Exercise aim: Keep only the lines of the data below that contain "scripts", and copy them.

Raw data:
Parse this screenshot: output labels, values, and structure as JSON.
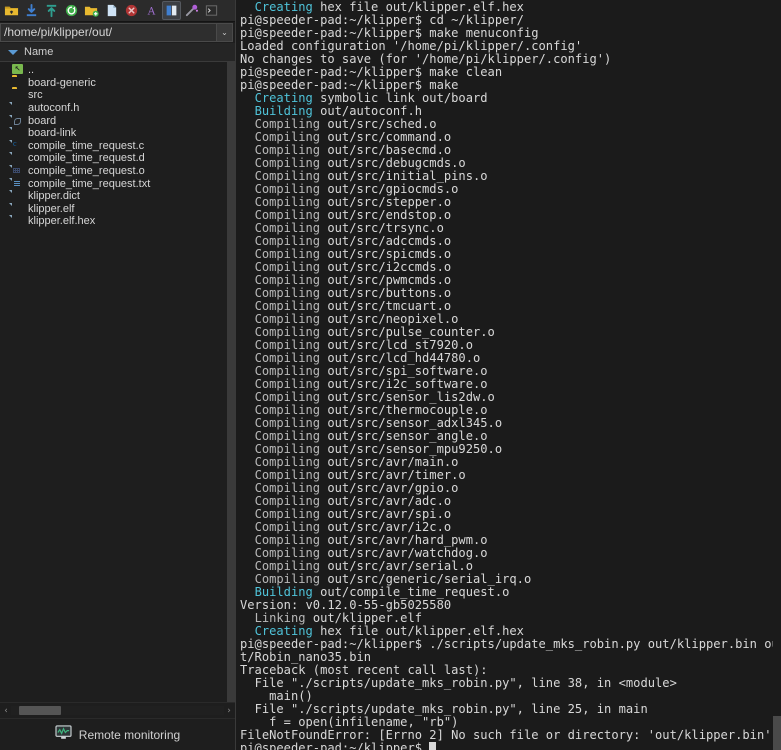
{
  "toolbar": {
    "buttons": [
      {
        "name": "open-folder-icon",
        "title": "Open directory"
      },
      {
        "name": "download-icon",
        "title": "Download"
      },
      {
        "name": "upload-icon",
        "title": "Upload"
      },
      {
        "name": "refresh-icon",
        "title": "Refresh"
      },
      {
        "name": "new-folder-icon",
        "title": "New folder"
      },
      {
        "name": "new-file-icon",
        "title": "New file"
      },
      {
        "name": "delete-icon",
        "title": "Delete"
      },
      {
        "name": "font-icon",
        "title": "Font"
      },
      {
        "name": "toggle-panel-icon",
        "title": "Toggle panel",
        "active": true
      },
      {
        "name": "magic-wand-icon",
        "title": "Tools"
      },
      {
        "name": "terminal-icon",
        "title": "Terminal"
      }
    ]
  },
  "path_bar": {
    "value": "/home/pi/klipper/out/",
    "dropdown_glyph": "⌄"
  },
  "column_header": {
    "name_label": "Name"
  },
  "file_list": {
    "items": [
      {
        "name": "..",
        "icon": "parent-dir-icon"
      },
      {
        "name": "board-generic",
        "icon": "folder-icon"
      },
      {
        "name": "src",
        "icon": "folder-icon"
      },
      {
        "name": "autoconf.h",
        "icon": "header-file-icon"
      },
      {
        "name": "board",
        "icon": "symlink-file-icon"
      },
      {
        "name": "board-link",
        "icon": "file-icon"
      },
      {
        "name": "compile_time_request.c",
        "icon": "c-file-icon"
      },
      {
        "name": "compile_time_request.d",
        "icon": "file-icon"
      },
      {
        "name": "compile_time_request.o",
        "icon": "binary-file-icon"
      },
      {
        "name": "compile_time_request.txt",
        "icon": "text-file-icon"
      },
      {
        "name": "klipper.dict",
        "icon": "file-icon"
      },
      {
        "name": "klipper.elf",
        "icon": "file-icon"
      },
      {
        "name": "klipper.elf.hex",
        "icon": "file-icon"
      }
    ]
  },
  "hscroll": {
    "left_arrow": "‹",
    "right_arrow": "›"
  },
  "status_bar": {
    "label": "Remote monitoring",
    "icon": "remote-monitor-icon"
  },
  "colors": {
    "terminal_bg": "#1b1b1b",
    "terminal_fg": "#d8d8d8",
    "terminal_cyan": "#4fc3d9",
    "panel_bg": "#1e1e1e",
    "toolbar_bg": "#2b2b2b",
    "accent_blue": "#5b9bd5",
    "folder_yellow": "#e8b930",
    "status_green": "#3fb57f"
  },
  "terminal": {
    "prompt": "pi@speeder-pad:~/klipper$",
    "cursor_visible": true,
    "lines": [
      [
        {
          "t": "  Creating ",
          "c": "cyan"
        },
        {
          "t": "hex file out/klipper.elf.hex",
          "c": "default"
        }
      ],
      [
        {
          "t": "pi@speeder-pad:~/klipper$ cd ~/klipper/",
          "c": "default"
        }
      ],
      [
        {
          "t": "pi@speeder-pad:~/klipper$ make menuconfig",
          "c": "default"
        }
      ],
      [
        {
          "t": "Loaded configuration '/home/pi/klipper/.config'",
          "c": "default"
        }
      ],
      [
        {
          "t": "No changes to save (for '/home/pi/klipper/.config')",
          "c": "default"
        }
      ],
      [
        {
          "t": "pi@speeder-pad:~/klipper$ make clean",
          "c": "default"
        }
      ],
      [
        {
          "t": "pi@speeder-pad:~/klipper$ make",
          "c": "default"
        }
      ],
      [
        {
          "t": "  Creating ",
          "c": "cyan"
        },
        {
          "t": "symbolic link out/board",
          "c": "default"
        }
      ],
      [
        {
          "t": "  Building ",
          "c": "cyan"
        },
        {
          "t": "out/autoconf.h",
          "c": "default"
        }
      ],
      [
        {
          "t": "  Compiling ",
          "c": "gray"
        },
        {
          "t": "out/src/sched.o",
          "c": "default"
        }
      ],
      [
        {
          "t": "  Compiling ",
          "c": "gray"
        },
        {
          "t": "out/src/command.o",
          "c": "default"
        }
      ],
      [
        {
          "t": "  Compiling ",
          "c": "gray"
        },
        {
          "t": "out/src/basecmd.o",
          "c": "default"
        }
      ],
      [
        {
          "t": "  Compiling ",
          "c": "gray"
        },
        {
          "t": "out/src/debugcmds.o",
          "c": "default"
        }
      ],
      [
        {
          "t": "  Compiling ",
          "c": "gray"
        },
        {
          "t": "out/src/initial_pins.o",
          "c": "default"
        }
      ],
      [
        {
          "t": "  Compiling ",
          "c": "gray"
        },
        {
          "t": "out/src/gpiocmds.o",
          "c": "default"
        }
      ],
      [
        {
          "t": "  Compiling ",
          "c": "gray"
        },
        {
          "t": "out/src/stepper.o",
          "c": "default"
        }
      ],
      [
        {
          "t": "  Compiling ",
          "c": "gray"
        },
        {
          "t": "out/src/endstop.o",
          "c": "default"
        }
      ],
      [
        {
          "t": "  Compiling ",
          "c": "gray"
        },
        {
          "t": "out/src/trsync.o",
          "c": "default"
        }
      ],
      [
        {
          "t": "  Compiling ",
          "c": "gray"
        },
        {
          "t": "out/src/adccmds.o",
          "c": "default"
        }
      ],
      [
        {
          "t": "  Compiling ",
          "c": "gray"
        },
        {
          "t": "out/src/spicmds.o",
          "c": "default"
        }
      ],
      [
        {
          "t": "  Compiling ",
          "c": "gray"
        },
        {
          "t": "out/src/i2ccmds.o",
          "c": "default"
        }
      ],
      [
        {
          "t": "  Compiling ",
          "c": "gray"
        },
        {
          "t": "out/src/pwmcmds.o",
          "c": "default"
        }
      ],
      [
        {
          "t": "  Compiling ",
          "c": "gray"
        },
        {
          "t": "out/src/buttons.o",
          "c": "default"
        }
      ],
      [
        {
          "t": "  Compiling ",
          "c": "gray"
        },
        {
          "t": "out/src/tmcuart.o",
          "c": "default"
        }
      ],
      [
        {
          "t": "  Compiling ",
          "c": "gray"
        },
        {
          "t": "out/src/neopixel.o",
          "c": "default"
        }
      ],
      [
        {
          "t": "  Compiling ",
          "c": "gray"
        },
        {
          "t": "out/src/pulse_counter.o",
          "c": "default"
        }
      ],
      [
        {
          "t": "  Compiling ",
          "c": "gray"
        },
        {
          "t": "out/src/lcd_st7920.o",
          "c": "default"
        }
      ],
      [
        {
          "t": "  Compiling ",
          "c": "gray"
        },
        {
          "t": "out/src/lcd_hd44780.o",
          "c": "default"
        }
      ],
      [
        {
          "t": "  Compiling ",
          "c": "gray"
        },
        {
          "t": "out/src/spi_software.o",
          "c": "default"
        }
      ],
      [
        {
          "t": "  Compiling ",
          "c": "gray"
        },
        {
          "t": "out/src/i2c_software.o",
          "c": "default"
        }
      ],
      [
        {
          "t": "  Compiling ",
          "c": "gray"
        },
        {
          "t": "out/src/sensor_lis2dw.o",
          "c": "default"
        }
      ],
      [
        {
          "t": "  Compiling ",
          "c": "gray"
        },
        {
          "t": "out/src/thermocouple.o",
          "c": "default"
        }
      ],
      [
        {
          "t": "  Compiling ",
          "c": "gray"
        },
        {
          "t": "out/src/sensor_adxl345.o",
          "c": "default"
        }
      ],
      [
        {
          "t": "  Compiling ",
          "c": "gray"
        },
        {
          "t": "out/src/sensor_angle.o",
          "c": "default"
        }
      ],
      [
        {
          "t": "  Compiling ",
          "c": "gray"
        },
        {
          "t": "out/src/sensor_mpu9250.o",
          "c": "default"
        }
      ],
      [
        {
          "t": "  Compiling ",
          "c": "gray"
        },
        {
          "t": "out/src/avr/main.o",
          "c": "default"
        }
      ],
      [
        {
          "t": "  Compiling ",
          "c": "gray"
        },
        {
          "t": "out/src/avr/timer.o",
          "c": "default"
        }
      ],
      [
        {
          "t": "  Compiling ",
          "c": "gray"
        },
        {
          "t": "out/src/avr/gpio.o",
          "c": "default"
        }
      ],
      [
        {
          "t": "  Compiling ",
          "c": "gray"
        },
        {
          "t": "out/src/avr/adc.o",
          "c": "default"
        }
      ],
      [
        {
          "t": "  Compiling ",
          "c": "gray"
        },
        {
          "t": "out/src/avr/spi.o",
          "c": "default"
        }
      ],
      [
        {
          "t": "  Compiling ",
          "c": "gray"
        },
        {
          "t": "out/src/avr/i2c.o",
          "c": "default"
        }
      ],
      [
        {
          "t": "  Compiling ",
          "c": "gray"
        },
        {
          "t": "out/src/avr/hard_pwm.o",
          "c": "default"
        }
      ],
      [
        {
          "t": "  Compiling ",
          "c": "gray"
        },
        {
          "t": "out/src/avr/watchdog.o",
          "c": "default"
        }
      ],
      [
        {
          "t": "  Compiling ",
          "c": "gray"
        },
        {
          "t": "out/src/avr/serial.o",
          "c": "default"
        }
      ],
      [
        {
          "t": "  Compiling ",
          "c": "gray"
        },
        {
          "t": "out/src/generic/serial_irq.o",
          "c": "default"
        }
      ],
      [
        {
          "t": "  Building ",
          "c": "cyan"
        },
        {
          "t": "out/compile_time_request.o",
          "c": "default"
        }
      ],
      [
        {
          "t": "Version: v0.12.0-55-gb5025580",
          "c": "default"
        }
      ],
      [
        {
          "t": "  Linking ",
          "c": "gray"
        },
        {
          "t": "out/klipper.elf",
          "c": "default"
        }
      ],
      [
        {
          "t": "  Creating ",
          "c": "cyan"
        },
        {
          "t": "hex file out/klipper.elf.hex",
          "c": "default"
        }
      ],
      [
        {
          "t": "pi@speeder-pad:~/klipper$ ./scripts/update_mks_robin.py out/klipper.bin out/Robin_nano35.bin",
          "c": "default"
        }
      ],
      [
        {
          "t": "Traceback (most recent call last):",
          "c": "default"
        }
      ],
      [
        {
          "t": "  File \"./scripts/update_mks_robin.py\", line 38, in <module>",
          "c": "default"
        }
      ],
      [
        {
          "t": "    main()",
          "c": "default"
        }
      ],
      [
        {
          "t": "  File \"./scripts/update_mks_robin.py\", line 25, in main",
          "c": "default"
        }
      ],
      [
        {
          "t": "    f = open(infilename, \"rb\")",
          "c": "default"
        }
      ],
      [
        {
          "t": "FileNotFoundError: [Errno 2] No such file or directory: 'out/klipper.bin'",
          "c": "default"
        }
      ]
    ]
  }
}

Output for this exercise:
          "t": "pi@speeder-pad:~/klipper$ ./scripts/update_mks_robin.py out/klipper.bin out/Robin_nano35.bin",
          "t": "  File \"./scripts/update_mks_robin.py\", line 38, in <module>",
          "t": "  File \"./scripts/update_mks_robin.py\", line 25, in main",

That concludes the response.